>> BEGIN Dataset rows

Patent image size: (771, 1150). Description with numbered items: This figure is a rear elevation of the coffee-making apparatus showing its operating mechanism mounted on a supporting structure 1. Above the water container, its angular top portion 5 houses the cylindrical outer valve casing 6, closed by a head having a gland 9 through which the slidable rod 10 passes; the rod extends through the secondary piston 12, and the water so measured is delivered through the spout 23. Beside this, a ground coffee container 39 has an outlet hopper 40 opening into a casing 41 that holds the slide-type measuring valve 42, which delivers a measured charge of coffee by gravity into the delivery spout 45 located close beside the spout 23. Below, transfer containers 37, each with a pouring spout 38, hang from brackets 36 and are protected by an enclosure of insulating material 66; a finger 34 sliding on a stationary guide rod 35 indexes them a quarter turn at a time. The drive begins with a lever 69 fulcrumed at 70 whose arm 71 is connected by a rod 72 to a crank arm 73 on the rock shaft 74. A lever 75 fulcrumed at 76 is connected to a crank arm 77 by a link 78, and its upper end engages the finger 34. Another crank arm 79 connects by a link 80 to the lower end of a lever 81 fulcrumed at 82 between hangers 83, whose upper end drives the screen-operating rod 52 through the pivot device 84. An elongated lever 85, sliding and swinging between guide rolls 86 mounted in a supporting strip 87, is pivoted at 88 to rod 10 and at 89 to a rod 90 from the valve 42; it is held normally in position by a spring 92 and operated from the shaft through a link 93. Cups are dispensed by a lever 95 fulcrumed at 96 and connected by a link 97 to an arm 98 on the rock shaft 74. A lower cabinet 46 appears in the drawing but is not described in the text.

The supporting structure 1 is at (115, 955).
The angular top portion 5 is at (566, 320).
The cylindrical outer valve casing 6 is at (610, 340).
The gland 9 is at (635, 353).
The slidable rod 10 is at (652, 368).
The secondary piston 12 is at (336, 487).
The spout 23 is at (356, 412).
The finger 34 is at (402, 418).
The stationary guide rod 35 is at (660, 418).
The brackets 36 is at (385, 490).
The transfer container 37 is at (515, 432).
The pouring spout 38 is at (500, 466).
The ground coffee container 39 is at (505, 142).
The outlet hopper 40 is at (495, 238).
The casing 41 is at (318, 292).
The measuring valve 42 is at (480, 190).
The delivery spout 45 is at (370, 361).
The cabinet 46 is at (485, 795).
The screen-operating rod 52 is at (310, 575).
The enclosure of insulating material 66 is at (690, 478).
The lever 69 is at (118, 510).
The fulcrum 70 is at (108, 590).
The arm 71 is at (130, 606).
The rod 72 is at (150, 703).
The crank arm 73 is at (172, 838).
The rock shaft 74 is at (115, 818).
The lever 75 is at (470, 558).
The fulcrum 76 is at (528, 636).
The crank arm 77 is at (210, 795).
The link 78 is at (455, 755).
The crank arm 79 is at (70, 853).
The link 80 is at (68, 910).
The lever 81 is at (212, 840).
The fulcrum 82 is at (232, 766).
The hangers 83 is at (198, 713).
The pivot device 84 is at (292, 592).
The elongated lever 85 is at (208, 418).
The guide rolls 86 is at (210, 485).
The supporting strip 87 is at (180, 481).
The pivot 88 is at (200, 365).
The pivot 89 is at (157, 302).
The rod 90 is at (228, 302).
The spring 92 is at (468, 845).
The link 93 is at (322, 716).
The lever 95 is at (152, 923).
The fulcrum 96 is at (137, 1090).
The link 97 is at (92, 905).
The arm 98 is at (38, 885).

>> END Dataset rows

### Task requirements
Edit the records from the start through the line containing "The secondary piston 12 is at (336, 487).", replacing "rear elevation" with "back view" and leaving everything else unchanged; give only those lines.

### Answer in full
Patent image size: (771, 1150). Description with numbered items: This figure is a back view of the coffee-making apparatus showing its operating mechanism mounted on a supporting structure 1. Above the water container, its angular top portion 5 houses the cylindrical outer valve casing 6, closed by a head having a gland 9 through which the slidable rod 10 passes; the rod extends through the secondary piston 12, and the water so measured is delivered through the spout 23. Beside this, a ground coffee container 39 has an outlet hopper 40 opening into a casing 41 that holds the slide-type measuring valve 42, which delivers a measured charge of coffee by gravity into the delivery spout 45 located close beside the spout 23. Below, transfer containers 37, each with a pouring spout 38, hang from brackets 36 and are protected by an enclosure of insulating material 66; a finger 34 sliding on a stationary guide rod 35 indexes them a quarter turn at a time. The drive begins with a lever 69 fulcrumed at 70 whose arm 71 is connected by a rod 72 to a crank arm 73 on the rock shaft 74. A lever 75 fulcrumed at 76 is connected to a crank arm 77 by a link 78, and its upper end engages the finger 34. Another crank arm 79 connects by a link 80 to the lower end of a lever 81 fulcrumed at 82 between hangers 83, whose upper end drives the screen-operating rod 52 through the pivot device 84. An elongated lever 85, sliding and swinging between guide rolls 86 mounted in a supporting strip 87, is pivoted at 88 to rod 10 and at 89 to a rod 90 from the valve 42; it is held normally in position by a spring 92 and operated from the shaft through a link 93. Cups are dispensed by a lever 95 fulcrumed at 96 and connected by a link 97 to an arm 98 on the rock shaft 74. A lower cabinet 46 appears in the drawing but is not described in the text.

The supporting structure 1 is at (115, 955).
The angular top portion 5 is at (566, 320).
The cylindrical outer valve casing 6 is at (610, 340).
The gland 9 is at (635, 353).
The slidable rod 10 is at (652, 368).
The secondary piston 12 is at (336, 487).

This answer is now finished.